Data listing
•••••
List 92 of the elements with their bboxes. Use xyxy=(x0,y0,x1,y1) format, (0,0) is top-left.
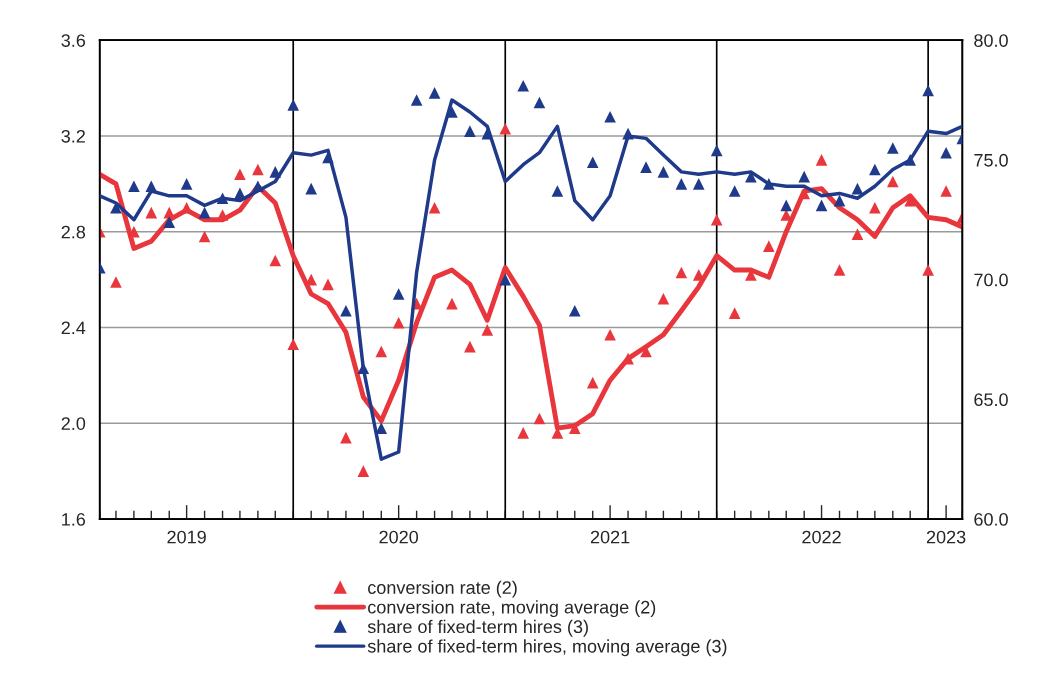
point xyxy=(392,316,405,329)
x-tick-label: 2022 xyxy=(802,530,841,544)
point xyxy=(568,304,581,317)
point xyxy=(833,194,846,207)
point xyxy=(675,266,688,279)
point xyxy=(392,288,405,300)
point xyxy=(357,465,370,477)
x-tick-label: 2020 xyxy=(379,530,419,544)
point xyxy=(410,94,423,106)
point xyxy=(234,168,246,181)
point xyxy=(904,154,916,166)
y-tick-label: 2.4 xyxy=(61,321,86,335)
point xyxy=(481,324,494,336)
point xyxy=(657,166,670,178)
point xyxy=(375,345,388,358)
y-tick-label: 3.6 xyxy=(61,34,86,47)
point xyxy=(234,187,246,200)
point xyxy=(533,96,546,109)
y-tick-label: 1.6 xyxy=(62,512,86,526)
point xyxy=(710,213,723,226)
point xyxy=(887,175,899,188)
y-tick-label: 3.2 xyxy=(61,129,85,143)
legend-label: conversion rate (2) xyxy=(368,580,517,598)
point xyxy=(815,154,828,166)
y2-tick-label: 80.0 xyxy=(974,34,1008,47)
point xyxy=(763,240,775,252)
y2-tick-label: 60.0 xyxy=(974,512,1008,526)
point xyxy=(586,156,599,169)
point xyxy=(710,144,723,157)
point xyxy=(110,276,122,288)
point xyxy=(940,185,952,197)
point xyxy=(163,216,176,228)
x-tick-label: 2023 xyxy=(926,530,966,544)
point xyxy=(604,111,616,123)
point xyxy=(340,304,352,317)
y-tick-label: 2.8 xyxy=(61,225,86,239)
point xyxy=(657,292,670,305)
y2-tick-label: 75.0 xyxy=(974,153,1008,167)
point xyxy=(851,182,864,195)
point xyxy=(216,192,229,205)
point xyxy=(499,273,512,286)
point xyxy=(763,178,775,190)
point xyxy=(128,225,140,238)
legend-label: conversion rate, moving average (2) xyxy=(368,600,656,618)
point xyxy=(922,264,934,276)
point xyxy=(551,185,564,197)
point xyxy=(833,264,846,276)
point xyxy=(568,422,581,434)
point xyxy=(128,180,140,193)
point xyxy=(798,187,810,200)
point xyxy=(428,87,441,99)
point xyxy=(728,307,741,319)
point xyxy=(287,99,300,111)
point xyxy=(675,178,688,190)
point xyxy=(517,427,530,439)
point xyxy=(604,328,616,341)
x-tick-label: 2019 xyxy=(167,530,206,544)
point xyxy=(145,180,158,193)
point xyxy=(269,254,282,267)
line-series xyxy=(99,98,963,461)
legend-label: share of fixed-term hires, moving average (3) xyxy=(367,639,727,657)
point xyxy=(869,201,881,214)
point xyxy=(815,199,828,212)
point xyxy=(287,338,300,351)
point xyxy=(180,178,193,190)
point xyxy=(922,84,934,97)
legend-label: share of fixed-term hires (3) xyxy=(367,619,588,637)
point xyxy=(533,412,546,425)
point xyxy=(869,163,881,176)
point xyxy=(851,228,864,240)
point xyxy=(586,376,599,389)
point xyxy=(252,180,264,193)
point xyxy=(198,206,211,219)
point xyxy=(940,146,952,159)
point xyxy=(728,185,741,197)
point xyxy=(692,178,705,190)
point xyxy=(428,201,441,214)
point xyxy=(305,182,317,195)
point xyxy=(640,161,652,173)
point xyxy=(252,163,264,176)
point xyxy=(464,125,476,137)
point xyxy=(499,122,512,135)
point xyxy=(269,166,282,178)
y2-tick-label: 65.0 xyxy=(974,393,1008,407)
point xyxy=(517,79,530,92)
y-tick-label: 2.0 xyxy=(61,417,86,430)
point xyxy=(780,199,793,212)
point xyxy=(145,206,158,219)
y2-tick-label: 70.0 xyxy=(974,273,1008,287)
point xyxy=(887,142,899,154)
x-tick-label: 2021 xyxy=(590,530,630,544)
point xyxy=(198,230,211,243)
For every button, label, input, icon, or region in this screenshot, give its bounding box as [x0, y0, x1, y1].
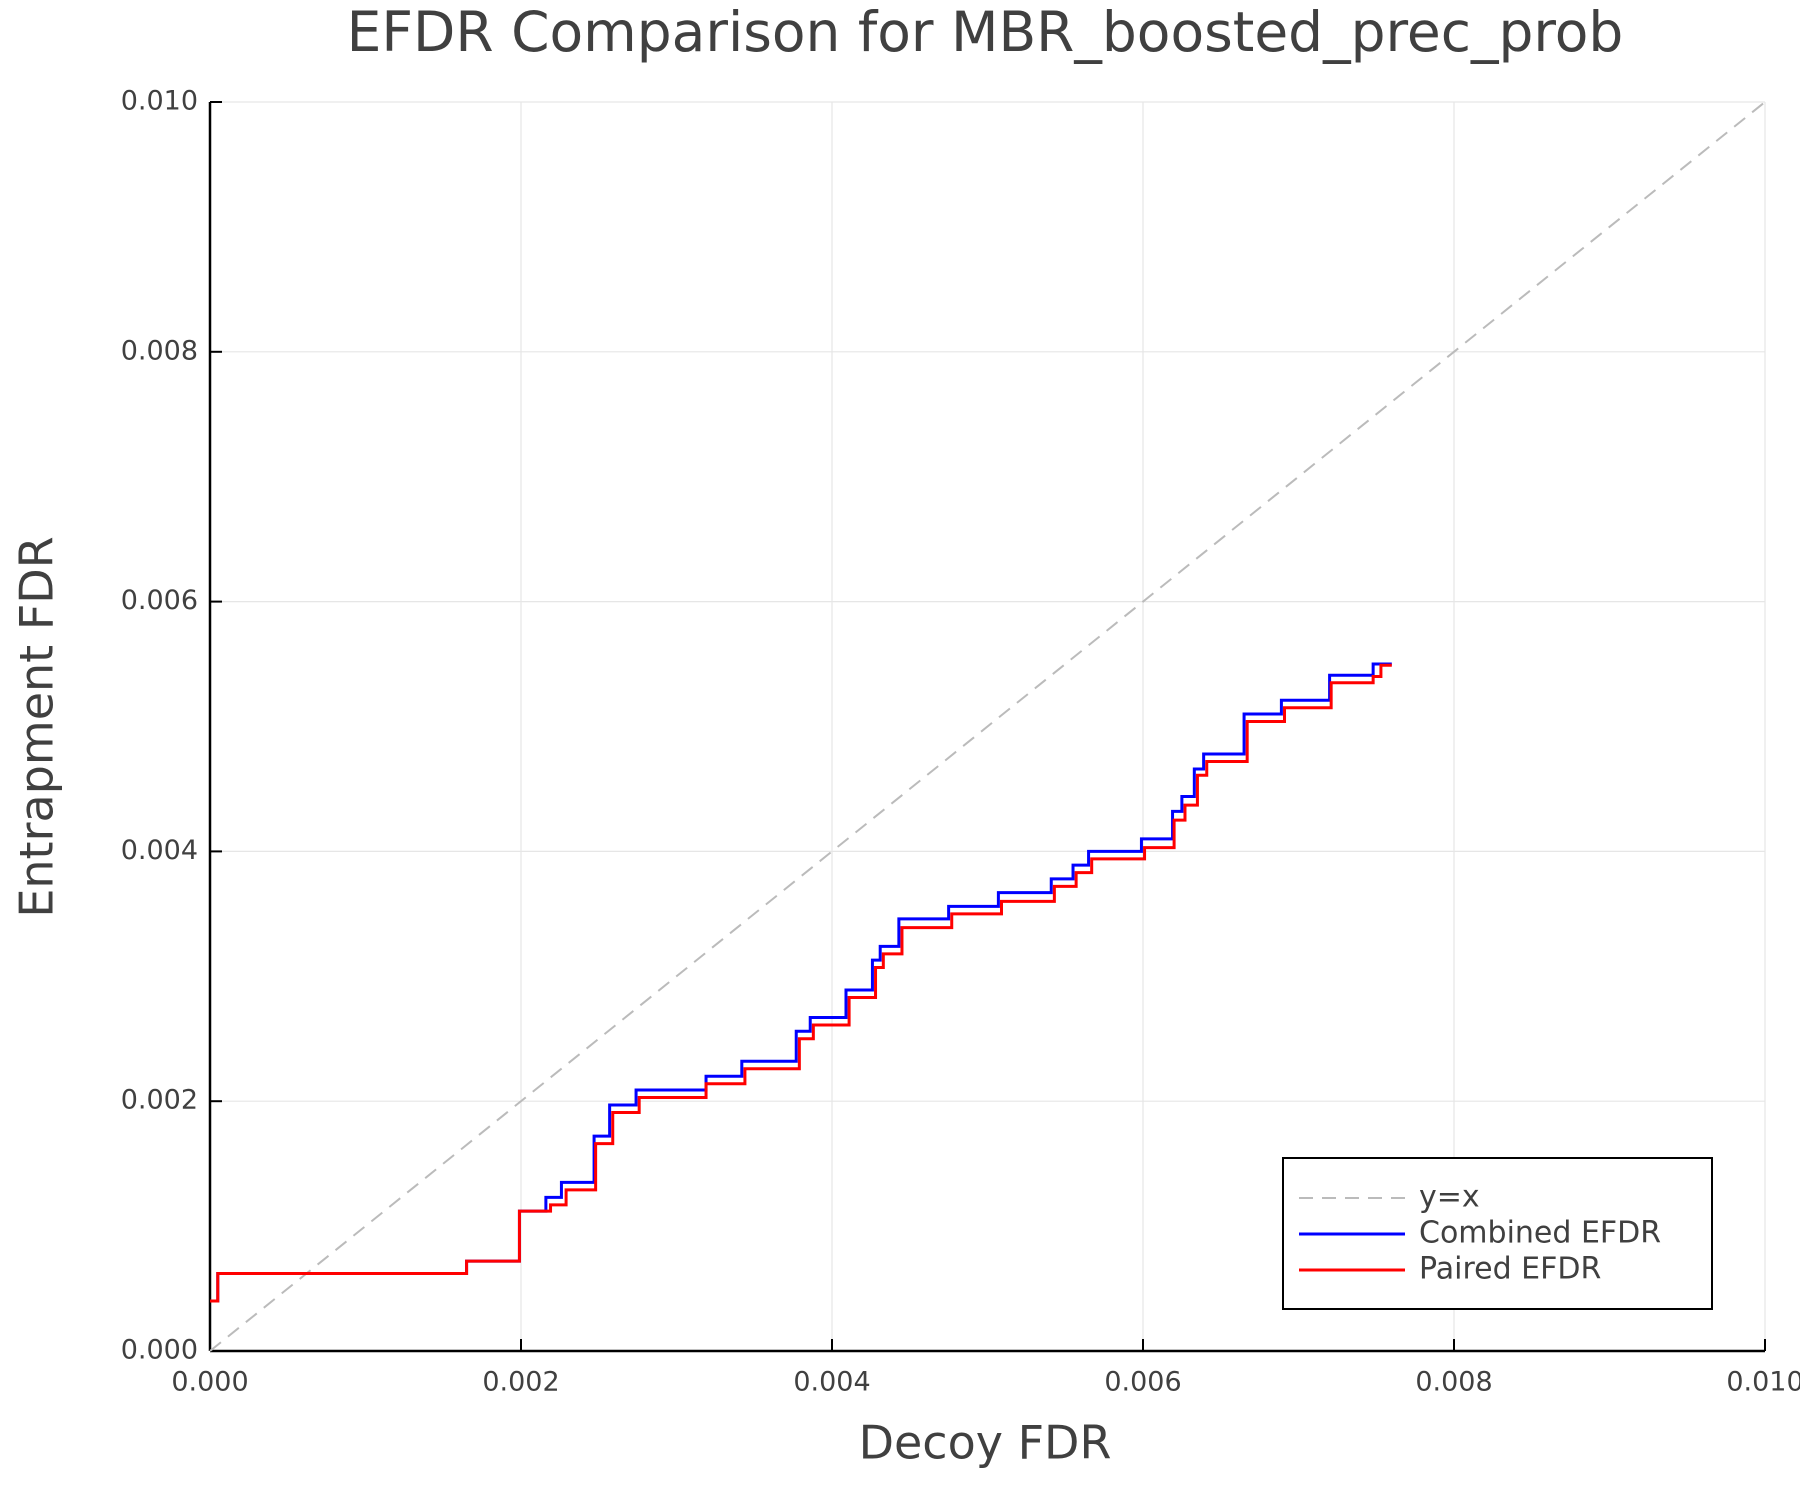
•••••
To be done:
Copy every line of the records above word for word, leaving out the pictures.

Response below:
List 92 of the elements with their bboxes. Use xyxy=(x0,y0,x1,y1) format, (0,0) is top-left.
point xyxy=(392,316,405,329)
x-tick-label: 2022 xyxy=(802,530,841,544)
point xyxy=(568,304,581,317)
point xyxy=(833,194,846,207)
point xyxy=(675,266,688,279)
point xyxy=(392,288,405,300)
point xyxy=(357,465,370,477)
x-tick-label: 2020 xyxy=(379,530,419,544)
point xyxy=(410,94,423,106)
point xyxy=(234,168,246,181)
point xyxy=(904,154,916,166)
y-tick-label: 2.4 xyxy=(61,321,86,335)
point xyxy=(481,324,494,336)
point xyxy=(657,166,670,178)
point xyxy=(375,345,388,358)
y-tick-label: 3.6 xyxy=(61,34,86,47)
point xyxy=(234,187,246,200)
point xyxy=(533,96,546,109)
y-tick-label: 1.6 xyxy=(62,512,86,526)
point xyxy=(710,213,723,226)
point xyxy=(887,175,899,188)
y-tick-label: 3.2 xyxy=(61,129,85,143)
legend-label: conversion rate (2) xyxy=(368,580,517,598)
point xyxy=(815,154,828,166)
y2-tick-label: 80.0 xyxy=(974,34,1008,47)
point xyxy=(763,240,775,252)
y2-tick-label: 60.0 xyxy=(974,512,1008,526)
point xyxy=(586,156,599,169)
point xyxy=(710,144,723,157)
point xyxy=(110,276,122,288)
point xyxy=(940,185,952,197)
point xyxy=(163,216,176,228)
x-tick-label: 2023 xyxy=(926,530,966,544)
point xyxy=(604,111,616,123)
point xyxy=(340,304,352,317)
y-tick-label: 2.8 xyxy=(61,225,86,239)
point xyxy=(657,292,670,305)
y2-tick-label: 75.0 xyxy=(974,153,1008,167)
point xyxy=(851,182,864,195)
point xyxy=(216,192,229,205)
point xyxy=(499,273,512,286)
point xyxy=(763,178,775,190)
point xyxy=(128,225,140,238)
legend-label: conversion rate, moving average (2) xyxy=(368,600,656,618)
point xyxy=(922,264,934,276)
point xyxy=(551,185,564,197)
point xyxy=(833,264,846,276)
point xyxy=(568,422,581,434)
point xyxy=(128,180,140,193)
point xyxy=(798,187,810,200)
point xyxy=(428,87,441,99)
point xyxy=(728,307,741,319)
point xyxy=(287,99,300,111)
point xyxy=(675,178,688,190)
point xyxy=(517,427,530,439)
point xyxy=(604,328,616,341)
x-tick-label: 2019 xyxy=(167,530,206,544)
point xyxy=(145,180,158,193)
point xyxy=(269,254,282,267)
line-series xyxy=(99,98,963,461)
legend-label: share of fixed-term hires, moving average (3) xyxy=(367,639,727,657)
point xyxy=(869,201,881,214)
point xyxy=(815,199,828,212)
point xyxy=(287,338,300,351)
point xyxy=(180,178,193,190)
point xyxy=(922,84,934,97)
legend-label: share of fixed-term hires (3) xyxy=(367,619,588,637)
point xyxy=(533,412,546,425)
point xyxy=(869,163,881,176)
point xyxy=(851,228,864,240)
point xyxy=(586,376,599,389)
point xyxy=(252,180,264,193)
point xyxy=(198,206,211,219)
point xyxy=(940,146,952,159)
point xyxy=(728,185,741,197)
point xyxy=(692,178,705,190)
point xyxy=(428,201,441,214)
point xyxy=(305,182,317,195)
point xyxy=(640,161,652,173)
point xyxy=(252,163,264,176)
point xyxy=(464,125,476,137)
point xyxy=(499,122,512,135)
point xyxy=(269,166,282,178)
y2-tick-label: 65.0 xyxy=(974,393,1008,407)
point xyxy=(517,79,530,92)
y-tick-label: 2.0 xyxy=(61,417,86,430)
point xyxy=(780,199,793,212)
point xyxy=(145,206,158,219)
y2-tick-label: 70.0 xyxy=(974,273,1008,287)
point xyxy=(887,142,899,154)
x-tick-label: 2021 xyxy=(590,530,630,544)
point xyxy=(198,230,211,243)
For every button, label, input, icon, or region in this screenshot, give its bounding box as [x0, y0, x1, y1].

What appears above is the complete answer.